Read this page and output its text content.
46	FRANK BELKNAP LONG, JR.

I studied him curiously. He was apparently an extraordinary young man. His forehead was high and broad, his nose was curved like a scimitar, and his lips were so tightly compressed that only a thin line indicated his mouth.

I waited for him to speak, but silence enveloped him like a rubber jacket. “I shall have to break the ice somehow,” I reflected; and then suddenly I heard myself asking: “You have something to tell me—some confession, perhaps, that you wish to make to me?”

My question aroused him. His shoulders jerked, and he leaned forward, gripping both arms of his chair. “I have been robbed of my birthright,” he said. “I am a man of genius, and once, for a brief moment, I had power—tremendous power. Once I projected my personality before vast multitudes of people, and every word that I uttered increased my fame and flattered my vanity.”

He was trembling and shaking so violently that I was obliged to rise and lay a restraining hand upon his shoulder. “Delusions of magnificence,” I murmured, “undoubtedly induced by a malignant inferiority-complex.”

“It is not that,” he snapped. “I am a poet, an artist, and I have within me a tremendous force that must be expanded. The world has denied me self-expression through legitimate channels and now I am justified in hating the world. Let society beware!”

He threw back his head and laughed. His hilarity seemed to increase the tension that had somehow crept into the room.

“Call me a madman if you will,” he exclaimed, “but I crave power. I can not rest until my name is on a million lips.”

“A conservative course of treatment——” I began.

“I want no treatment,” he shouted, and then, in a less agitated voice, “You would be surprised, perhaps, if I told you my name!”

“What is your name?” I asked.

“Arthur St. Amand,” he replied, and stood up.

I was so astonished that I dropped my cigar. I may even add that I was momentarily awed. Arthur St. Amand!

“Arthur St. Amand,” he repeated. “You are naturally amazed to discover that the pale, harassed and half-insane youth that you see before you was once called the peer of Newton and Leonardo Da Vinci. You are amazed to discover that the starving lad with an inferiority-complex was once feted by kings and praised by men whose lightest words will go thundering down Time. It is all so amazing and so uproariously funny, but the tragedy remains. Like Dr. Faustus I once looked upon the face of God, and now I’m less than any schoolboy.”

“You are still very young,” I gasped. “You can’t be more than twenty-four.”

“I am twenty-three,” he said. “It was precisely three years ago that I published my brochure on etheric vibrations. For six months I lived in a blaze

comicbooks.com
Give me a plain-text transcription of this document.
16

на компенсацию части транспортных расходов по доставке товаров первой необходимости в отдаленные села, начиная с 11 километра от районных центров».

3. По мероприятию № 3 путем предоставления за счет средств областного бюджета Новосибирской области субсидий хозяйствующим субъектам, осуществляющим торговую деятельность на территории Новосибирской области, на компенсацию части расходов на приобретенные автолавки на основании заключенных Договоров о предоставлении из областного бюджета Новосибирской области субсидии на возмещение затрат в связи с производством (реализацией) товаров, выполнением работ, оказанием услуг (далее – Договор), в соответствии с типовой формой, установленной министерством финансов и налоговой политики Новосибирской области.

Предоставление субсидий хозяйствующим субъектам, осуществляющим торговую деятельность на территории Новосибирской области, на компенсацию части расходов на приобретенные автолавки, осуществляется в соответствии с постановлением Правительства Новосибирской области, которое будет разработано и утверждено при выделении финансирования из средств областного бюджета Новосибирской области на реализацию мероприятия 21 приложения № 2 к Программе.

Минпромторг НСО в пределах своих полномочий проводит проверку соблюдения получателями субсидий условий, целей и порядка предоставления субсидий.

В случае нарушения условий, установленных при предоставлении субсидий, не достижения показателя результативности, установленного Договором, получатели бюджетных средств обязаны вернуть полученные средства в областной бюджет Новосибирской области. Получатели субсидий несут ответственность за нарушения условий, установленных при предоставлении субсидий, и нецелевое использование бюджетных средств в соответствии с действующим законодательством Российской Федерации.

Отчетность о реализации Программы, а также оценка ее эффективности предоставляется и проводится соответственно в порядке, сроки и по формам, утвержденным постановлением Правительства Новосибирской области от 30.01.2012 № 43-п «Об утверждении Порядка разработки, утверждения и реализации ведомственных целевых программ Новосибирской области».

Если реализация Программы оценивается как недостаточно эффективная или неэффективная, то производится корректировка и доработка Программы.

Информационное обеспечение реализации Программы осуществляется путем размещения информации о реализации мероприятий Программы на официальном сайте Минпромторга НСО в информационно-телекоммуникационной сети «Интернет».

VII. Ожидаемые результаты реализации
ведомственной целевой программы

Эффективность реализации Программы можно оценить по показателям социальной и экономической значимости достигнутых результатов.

#### INSTRUCTIONS TO FOLLOW:
Type out the material again exactly as presented.

#### FULL OUTPUT:
Read this page and output its text content.
46	FRANK BELKNAP LONG, JR.

I studied him curiously. He was apparently an extraordinary young man. His forehead was high and broad, his nose was curved like a scimitar, and his lips were so tightly compressed that only a thin line indicated his mouth.

I waited for him to speak, but silence enveloped him like a rubber jacket. “I shall have to break the ice somehow,” I reflected; and then suddenly I heard myself asking: “You have something to tell me—some confession, perhaps, that you wish to make to me?”

My question aroused him. His shoulders jerked, and he leaned forward, gripping both arms of his chair. “I have been robbed of my birthright,” he said. “I am a man of genius, and once, for a brief moment, I had power—tremendous power. Once I projected my personality before vast multitudes of people, and every word that I uttered increased my fame and flattered my vanity.”

He was trembling and shaking so violently that I was obliged to rise and lay a restraining hand upon his shoulder. “Delusions of magnificence,” I murmured, “undoubtedly induced by a malignant inferiority-complex.”

“It is not that,” he snapped. “I am a poet, an artist, and I have within me a tremendous force that must be expanded. The world has denied me self-expression through legitimate channels and now I am justified in hating the world. Let society beware!”

He threw back his head and laughed. His hilarity seemed to increase the tension that had somehow crept into the room.

“Call me a madman if you will,” he exclaimed, “but I crave power. I can not rest until my name is on a million lips.”

“A conservative course of treatment——” I began.

“I want no treatment,” he shouted, and then, in a less agitated voice, “You would be surprised, perhaps, if I told you my name!”

“What is your name?” I asked.

“Arthur St. Amand,” he replied, and stood up.

I was so astonished that I dropped my cigar. I may even add that I was momentarily awed. Arthur St. Amand!

“Arthur St. Amand,” he repeated. “You are naturally amazed to discover that the pale, harassed and half-insane youth that you see before you was once called the peer of Newton and Leonardo Da Vinci. You are amazed to discover that the starving lad with an inferiority-complex was once feted by kings and praised by men whose lightest words will go thundering down Time. It is all so amazing and so uproariously funny, but the tragedy remains. Like Dr. Faustus I once looked upon the face of God, and now I’m less than any schoolboy.”

“You are still very young,” I gasped. “You can’t be more than twenty-four.”

“I am twenty-three,” he said. “It was precisely three years ago that I published my brochure on etheric vibrations. For six months I lived in a blaze

comicbooks.com
Give me a plain-text transcription of this document.
16

на компенсацию части транспортных расходов по доставке товаров первой необходимости в отдаленные села, начиная с 11 километра от районных центров».

3. По мероприятию № 3 путем предоставления за счет средств областного бюджета Новосибирской области субсидий хозяйствующим субъектам, осуществляющим торговую деятельность на территории Новосибирской области, на компенсацию части расходов на приобретенные автолавки на основании заключенных Договоров о предоставлении из областного бюджета Новосибирской области субсидии на возмещение затрат в связи с производством (реализацией) товаров, выполнением работ, оказанием услуг (далее – Договор), в соответствии с типовой формой, установленной министерством финансов и налоговой политики Новосибирской области.

Предоставление субсидий хозяйствующим субъектам, осуществляющим торговую деятельность на территории Новосибирской области, на компенсацию части расходов на приобретенные автолавки, осуществляется в соответствии с постановлением Правительства Новосибирской области, которое будет разработано и утверждено при выделении финансирования из средств областного бюджета Новосибирской области на реализацию мероприятия 21 приложения № 2 к Программе.

Минпромторг НСО в пределах своих полномочий проводит проверку соблюдения получателями субсидий условий, целей и порядка предоставления субсидий.

В случае нарушения условий, установленных при предоставлении субсидий, не достижения показателя результативности, установленного Договором, получатели бюджетных средств обязаны вернуть полученные средства в областной бюджет Новосибирской области. Получатели субсидий несут ответственность за нарушения условий, установленных при предоставлении субсидий, и нецелевое использование бюджетных средств в соответствии с действующим законодательством Российской Федерации.

Отчетность о реализации Программы, а также оценка ее эффективности предоставляется и проводится соответственно в порядке, сроки и по формам, утвержденным постановлением Правительства Новосибирской области от 30.01.2012 № 43-п «Об утверждении Порядка разработки, утверждения и реализации ведомственных целевых программ Новосибирской области».

Если реализация Программы оценивается как недостаточно эффективная или неэффективная, то производится корректировка и доработка Программы.

Информационное обеспечение реализации Программы осуществляется путем размещения информации о реализации мероприятий Программы на официальном сайте Минпромторга НСО в информационно-телекоммуникационной сети «Интернет».

VII. Ожидаемые результаты реализации
ведомственной целевой программы

Эффективность реализации Программы можно оценить по показателям социальной и экономической значимости достигнутых результатов.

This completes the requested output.